### Problem details
Find the lines with the string "культуры" and return them.

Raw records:
▼

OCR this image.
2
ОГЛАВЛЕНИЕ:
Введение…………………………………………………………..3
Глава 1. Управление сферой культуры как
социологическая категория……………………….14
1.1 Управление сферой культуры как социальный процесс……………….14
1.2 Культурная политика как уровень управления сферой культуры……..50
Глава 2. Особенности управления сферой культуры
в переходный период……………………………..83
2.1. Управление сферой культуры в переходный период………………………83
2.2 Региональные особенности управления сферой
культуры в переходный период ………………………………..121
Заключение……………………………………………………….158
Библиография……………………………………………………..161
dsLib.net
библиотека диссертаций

▲

### Full response
Глава 1. Управление сферой культуры как
1.1 Управление сферой культуры как социальный процесс……………….14
1.2 Культурная политика как уровень управления сферой культуры……..50
Глава 2. Особенности управления сферой культуры
2.1. Управление сферой культуры в переходный период………………………83
культуры в переходный период ………………………………..121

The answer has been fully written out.